Please transcribe the data below exactly. Leave the pictures out.

(Saved data entries)
— BEGIN —

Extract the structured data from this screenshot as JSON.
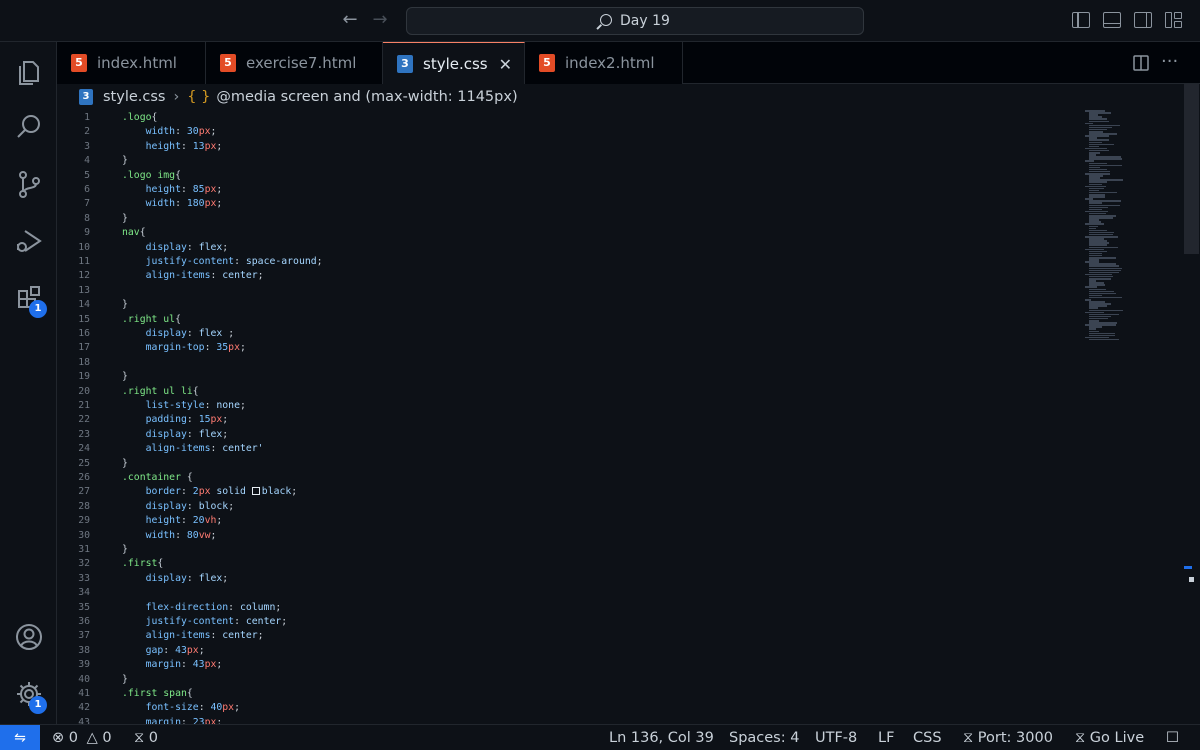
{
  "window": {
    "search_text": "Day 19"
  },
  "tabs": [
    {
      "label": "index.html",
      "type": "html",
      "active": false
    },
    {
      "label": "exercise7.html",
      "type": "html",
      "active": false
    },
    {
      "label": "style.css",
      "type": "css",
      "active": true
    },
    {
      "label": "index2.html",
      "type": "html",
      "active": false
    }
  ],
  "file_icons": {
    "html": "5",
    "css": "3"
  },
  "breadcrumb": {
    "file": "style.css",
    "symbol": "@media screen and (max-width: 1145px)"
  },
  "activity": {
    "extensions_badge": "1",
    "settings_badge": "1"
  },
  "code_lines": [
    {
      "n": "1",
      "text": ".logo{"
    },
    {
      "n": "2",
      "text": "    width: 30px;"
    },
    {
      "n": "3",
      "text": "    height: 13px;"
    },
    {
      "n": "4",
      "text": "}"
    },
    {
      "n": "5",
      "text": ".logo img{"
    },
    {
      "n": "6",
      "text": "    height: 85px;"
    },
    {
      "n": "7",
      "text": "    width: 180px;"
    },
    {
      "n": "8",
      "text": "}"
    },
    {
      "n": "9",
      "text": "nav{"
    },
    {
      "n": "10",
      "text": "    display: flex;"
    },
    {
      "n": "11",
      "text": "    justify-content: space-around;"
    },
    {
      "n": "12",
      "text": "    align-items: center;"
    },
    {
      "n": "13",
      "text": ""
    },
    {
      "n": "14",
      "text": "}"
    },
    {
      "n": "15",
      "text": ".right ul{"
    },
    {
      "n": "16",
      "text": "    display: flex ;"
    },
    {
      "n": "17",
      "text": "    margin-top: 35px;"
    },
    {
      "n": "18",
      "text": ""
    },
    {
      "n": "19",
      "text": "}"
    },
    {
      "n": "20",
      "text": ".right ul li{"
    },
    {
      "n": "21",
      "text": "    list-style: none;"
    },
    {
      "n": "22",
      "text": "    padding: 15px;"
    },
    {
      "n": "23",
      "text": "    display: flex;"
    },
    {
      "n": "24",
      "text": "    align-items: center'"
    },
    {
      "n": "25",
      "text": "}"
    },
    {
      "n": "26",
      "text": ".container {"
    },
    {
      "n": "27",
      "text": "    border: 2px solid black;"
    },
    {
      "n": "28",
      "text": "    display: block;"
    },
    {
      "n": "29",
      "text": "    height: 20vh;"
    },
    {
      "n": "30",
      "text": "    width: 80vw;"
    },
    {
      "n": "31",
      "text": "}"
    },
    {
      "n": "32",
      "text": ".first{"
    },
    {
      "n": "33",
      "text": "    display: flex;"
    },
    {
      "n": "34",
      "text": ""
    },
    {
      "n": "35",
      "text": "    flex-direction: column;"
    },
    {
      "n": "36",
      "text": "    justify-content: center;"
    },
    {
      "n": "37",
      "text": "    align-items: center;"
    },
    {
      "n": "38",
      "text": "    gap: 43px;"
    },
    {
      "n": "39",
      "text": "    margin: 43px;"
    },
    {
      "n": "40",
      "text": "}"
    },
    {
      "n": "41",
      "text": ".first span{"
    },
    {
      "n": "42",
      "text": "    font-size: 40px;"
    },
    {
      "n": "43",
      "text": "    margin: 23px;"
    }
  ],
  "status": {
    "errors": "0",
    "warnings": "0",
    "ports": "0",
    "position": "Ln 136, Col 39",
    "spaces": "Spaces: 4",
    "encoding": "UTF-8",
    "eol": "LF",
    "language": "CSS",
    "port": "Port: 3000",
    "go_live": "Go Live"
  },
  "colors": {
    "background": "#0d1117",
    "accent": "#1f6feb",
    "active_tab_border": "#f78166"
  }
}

— END —

▶ [Written reply]:
Extract the structured data from this screenshot as JSON.
{
  "window": {
    "search_text": "Day 19"
  },
  "tabs": [
    {
      "label": "index.html",
      "type": "html",
      "active": false
    },
    {
      "label": "exercise7.html",
      "type": "html",
      "active": false
    },
    {
      "label": "style.css",
      "type": "css",
      "active": true
    },
    {
      "label": "index2.html",
      "type": "html",
      "active": false
    }
  ],
  "file_icons": {
    "html": "5",
    "css": "3"
  },
  "breadcrumb": {
    "file": "style.css",
    "symbol": "@media screen and (max-width: 1145px)"
  },
  "activity": {
    "extensions_badge": "1",
    "settings_badge": "1"
  },
  "code_lines": [
    {
      "n": "1",
      "text": ".logo{"
    },
    {
      "n": "2",
      "text": "    width: 30px;"
    },
    {
      "n": "3",
      "text": "    height: 13px;"
    },
    {
      "n": "4",
      "text": "}"
    },
    {
      "n": "5",
      "text": ".logo img{"
    },
    {
      "n": "6",
      "text": "    height: 85px;"
    },
    {
      "n": "7",
      "text": "    width: 180px;"
    },
    {
      "n": "8",
      "text": "}"
    },
    {
      "n": "9",
      "text": "nav{"
    },
    {
      "n": "10",
      "text": "    display: flex;"
    },
    {
      "n": "11",
      "text": "    justify-content: space-around;"
    },
    {
      "n": "12",
      "text": "    align-items: center;"
    },
    {
      "n": "13",
      "text": ""
    },
    {
      "n": "14",
      "text": "}"
    },
    {
      "n": "15",
      "text": ".right ul{"
    },
    {
      "n": "16",
      "text": "    display: flex ;"
    },
    {
      "n": "17",
      "text": "    margin-top: 35px;"
    },
    {
      "n": "18",
      "text": ""
    },
    {
      "n": "19",
      "text": "}"
    },
    {
      "n": "20",
      "text": ".right ul li{"
    },
    {
      "n": "21",
      "text": "    list-style: none;"
    },
    {
      "n": "22",
      "text": "    padding: 15px;"
    },
    {
      "n": "23",
      "text": "    display: flex;"
    },
    {
      "n": "24",
      "text": "    align-items: center'"
    },
    {
      "n": "25",
      "text": "}"
    },
    {
      "n": "26",
      "text": ".container {"
    },
    {
      "n": "27",
      "text": "    border: 2px solid black;"
    },
    {
      "n": "28",
      "text": "    display: block;"
    },
    {
      "n": "29",
      "text": "    height: 20vh;"
    },
    {
      "n": "30",
      "text": "    width: 80vw;"
    },
    {
      "n": "31",
      "text": "}"
    },
    {
      "n": "32",
      "text": ".first{"
    },
    {
      "n": "33",
      "text": "    display: flex;"
    },
    {
      "n": "34",
      "text": ""
    },
    {
      "n": "35",
      "text": "    flex-direction: column;"
    },
    {
      "n": "36",
      "text": "    justify-content: center;"
    },
    {
      "n": "37",
      "text": "    align-items: center;"
    },
    {
      "n": "38",
      "text": "    gap: 43px;"
    },
    {
      "n": "39",
      "text": "    margin: 43px;"
    },
    {
      "n": "40",
      "text": "}"
    },
    {
      "n": "41",
      "text": ".first span{"
    },
    {
      "n": "42",
      "text": "    font-size: 40px;"
    },
    {
      "n": "43",
      "text": "    margin: 23px;"
    }
  ],
  "status": {
    "errors": "0",
    "warnings": "0",
    "ports": "0",
    "position": "Ln 136, Col 39",
    "spaces": "Spaces: 4",
    "encoding": "UTF-8",
    "eol": "LF",
    "language": "CSS",
    "port": "Port: 3000",
    "go_live": "Go Live"
  },
  "colors": {
    "background": "#0d1117",
    "accent": "#1f6feb",
    "active_tab_border": "#f78166"
  }
}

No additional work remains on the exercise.